# [EXCERPTED PASSAGE]
━━━

While certain exemplary embodiments have been described and shown in the accompanying drawings, it is to be understood that such embodiments are merely illustrative of and not restrictive on the broad invention, and that this invention not be limited to the specific constructions and arrangements shown and described, since various other modifications may occur to those ordinarily skilled in the art.
Reference in the specification to “an embodiment,” “one embodiment,” “some embodiments,” or “other embodiments” means that a particular feature, structure, or characteristic described in connection with the embodiments is included in at least some embodiments, but not necessarily all embodiments. The various appearances “an embodiment,” “one embodiment,” or “some embodiments” are not necessarily all referring to the same embodiments. If the specification states a component, feature, structure, or characteristic “may”, “might”, or “could” be included, that particular component, feature, structure, or characteristic is not required to be included. If the specification or claim refers to “a” or “an” element, that does not mean there is only one of the element. If the specification or claims refer to “an additional” element, that does not preclude there being more than one of the additional element.

Claims

1. A method of providing a printed circuit board comprising:

providing a microelectronic substrate;

providing a via-defining substrate by providing via openings in the substrate using laser irradiation;

providing a laser activatable film on the via-defining substrate; and

providing interconnects on the via-defining substrate comprising:

providing a patterned build-up layer on the via-defining substrate comprising exposing the laser activatable film to laser irradiation to selectively activate portions of the film according to a predetermined interconnect pattern; and

metallizing the patterned build-up layer according to the predetermined interconnect pattern to yield the interconnects to provide the printed circuit board by catalyzing an activator layer with copper to electrolessly plate the copper on the microelectronic substrate.

2. The method of claim 1, wherein providing a patterned build-up layer comprises removing non-activated portions of the film after exposing.

3. The method of claim 2, wherein removing comprises subjecting the film to a wash.

4. The method of claim 1, wherein providing the laser activatable film comprising dip coating the via-defining substrate.

5. The method of claim 1, wherein the laser activatable film comprises palladium acetate.

6. The method of claim 1, wherein the build-up layer comprises a palladium seeded organic build-up layer.

7. The method of claim 1, wherein exposing comprises exposing the laser activatable film to laser irradiation though a mask having a pattern corresponding to the predetermined interconnect pattern.

8. The method of claim 1, wherein at least one of providing via openings and providing a patterned build-up layer comprises using one of a UV, IR, visible, and deep UV laser source.

9. The method of claim 1, wherein catalyzing includes chemically reacting an activator layer with copper.

━━━

# [WHAT NEEDS TO BE DONE]
Could you write out the patent claims starting with "4. The method" and going on through "UV laser source.", changing "palladium" to "platinum" wherever it occurs? You won't need these entries.

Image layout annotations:

━━━

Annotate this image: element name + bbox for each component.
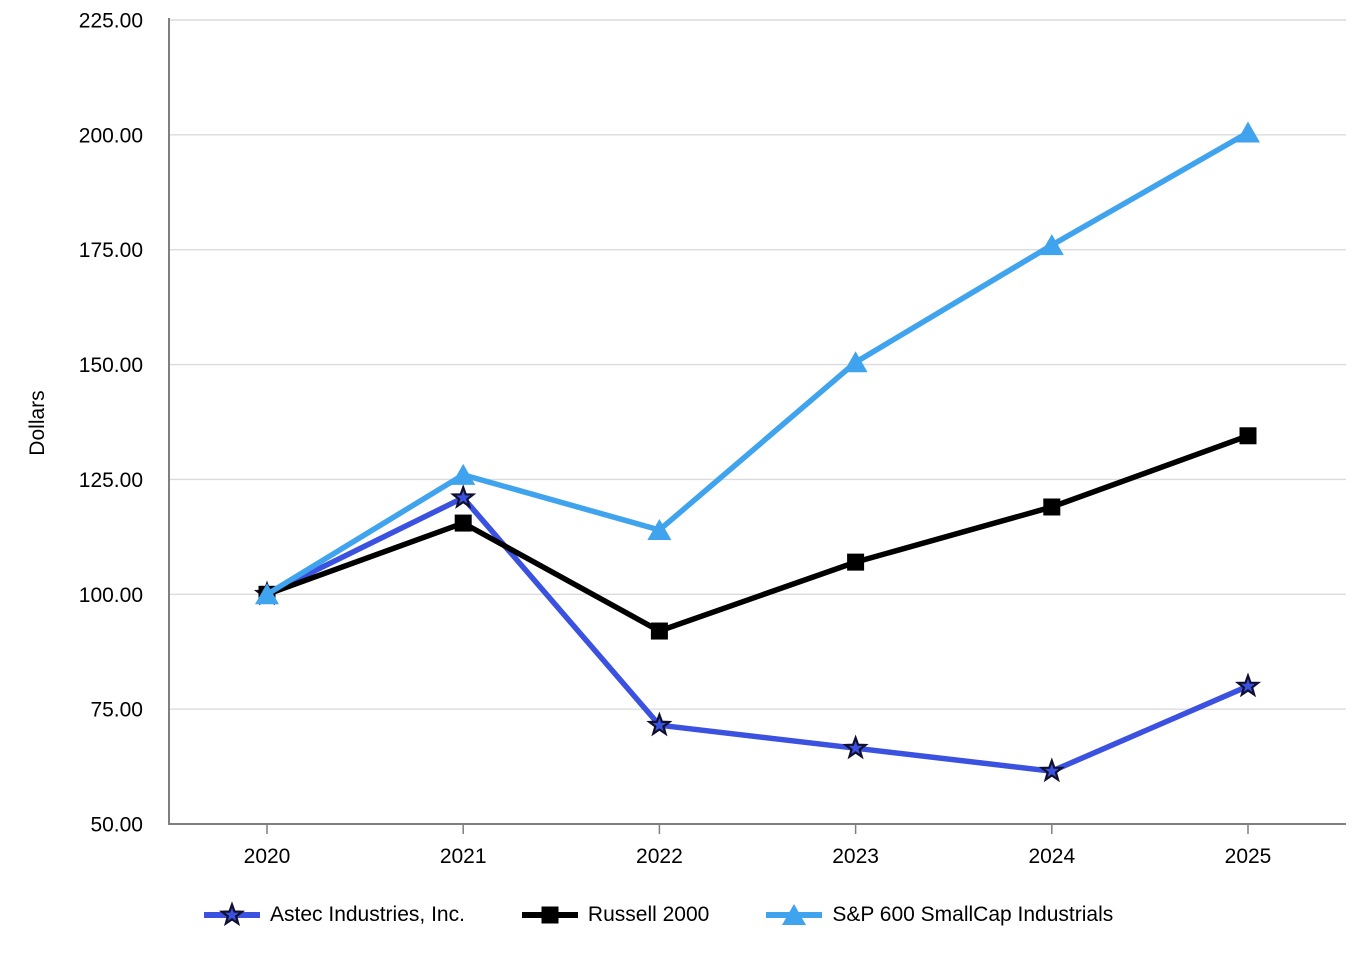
square-marker-russell-2000-2023	[847, 553, 865, 571]
triangle-marker-sp600-smallcap-industrials-2025	[1236, 121, 1260, 143]
star-marker-astec-industries-2024	[1038, 757, 1065, 783]
x-tick-label: 2021	[440, 845, 487, 868]
series-line-sp600-smallcap-industrials	[265, 130, 1250, 597]
y-tick-label: 75.00	[90, 699, 143, 722]
plot-area: 50.00 75.00 100.00 125.00 150.00 175.00 200.00…	[79, 10, 1346, 868]
series-line-russell-2000	[266, 433, 1249, 635]
star-marker-astec-industries-2023	[842, 734, 869, 760]
square-marker-russell-2000-2021	[454, 514, 472, 532]
y-tick-label: 200.00	[79, 124, 143, 147]
legend-item-astec-industries: Astec Industries, Inc.	[203, 897, 465, 933]
series-line-astec-industries	[265, 494, 1250, 775]
legend-label-astec-industries: Astec Industries, Inc.	[270, 903, 465, 926]
y-tick-label: 150.00	[79, 354, 143, 377]
legend-item-sp600-smallcap-industrials: S&P 600 SmallCap Industrials	[765, 897, 1113, 933]
chart-legend: Astec Industries, Inc. Russell 2000 S&P …	[203, 893, 1113, 937]
legend-marker-sp600-smallcap-industrials	[782, 904, 807, 925]
y-tick-label: 100.00	[79, 584, 143, 607]
star-marker-astec-industries-2025	[1234, 672, 1262, 698]
x-tick-label: 2025	[1225, 845, 1272, 868]
y-tick-label: 225.00	[79, 10, 143, 33]
y-tick-label: 50.00	[90, 814, 143, 837]
star-marker-astec-industries-2022	[646, 711, 673, 737]
triangle-marker-sp600-smallcap-industrials-2022	[647, 518, 672, 540]
triangle-marker-sp600-smallcap-industrials-2020	[255, 583, 279, 605]
legend-label-russell-2000: Russell 2000	[587, 903, 710, 926]
square-marker-russell-2000-2025	[1239, 427, 1257, 445]
legend-label-sp600-smallcap-industrials: S&P 600 SmallCap Industrials	[832, 903, 1114, 926]
triangle-marker-sp600-smallcap-industrials-2021	[451, 463, 476, 485]
legend-item-russell-2000: Russell 2000	[521, 897, 709, 933]
square-marker-russell-2000-2024	[1043, 498, 1061, 516]
legend-marker-astec-industries	[218, 901, 246, 927]
russell-line-square-icon	[521, 906, 578, 924]
x-tick-label: 2023	[832, 845, 879, 868]
sp600-line-triangle-icon	[766, 904, 823, 925]
x-tick-label: 2022	[636, 845, 683, 868]
triangle-marker-sp600-smallcap-industrials-2023	[843, 351, 868, 373]
y-tick-label: 125.00	[79, 469, 143, 492]
star-marker-astec-industries-2021	[450, 484, 477, 509]
x-tick-label: 2024	[1028, 845, 1075, 868]
square-marker-russell-2000-2022	[650, 622, 668, 640]
triangle-marker-sp600-smallcap-industrials-2024	[1039, 234, 1064, 256]
y-tick-label: 175.00	[79, 239, 143, 262]
legend-marker-russell-2000	[541, 906, 559, 924]
astec-line-star-icon	[204, 901, 260, 927]
x-tick-label: 2020	[244, 845, 291, 868]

━━━

# [SOLUTION FOR THIS TASK]
4. The method of claim 1, wherein providing the laser activatable film comprising dip coating the via-defining substrate.

5. The method of claim 1, wherein the laser activatable film comprises platinum acetate.

6. The method of claim 1, wherein the build-up layer comprises a platinum seeded organic build-up layer.

7. The method of claim 1, wherein exposing comprises exposing the laser activatable film to laser irradiation though a mask having a pattern corresponding to the predetermined interconnect pattern.

8. The method of claim 1, wherein at least one of providing via openings and providing a patterned build-up layer comprises using one of a UV, IR, visible, and deep UV laser source.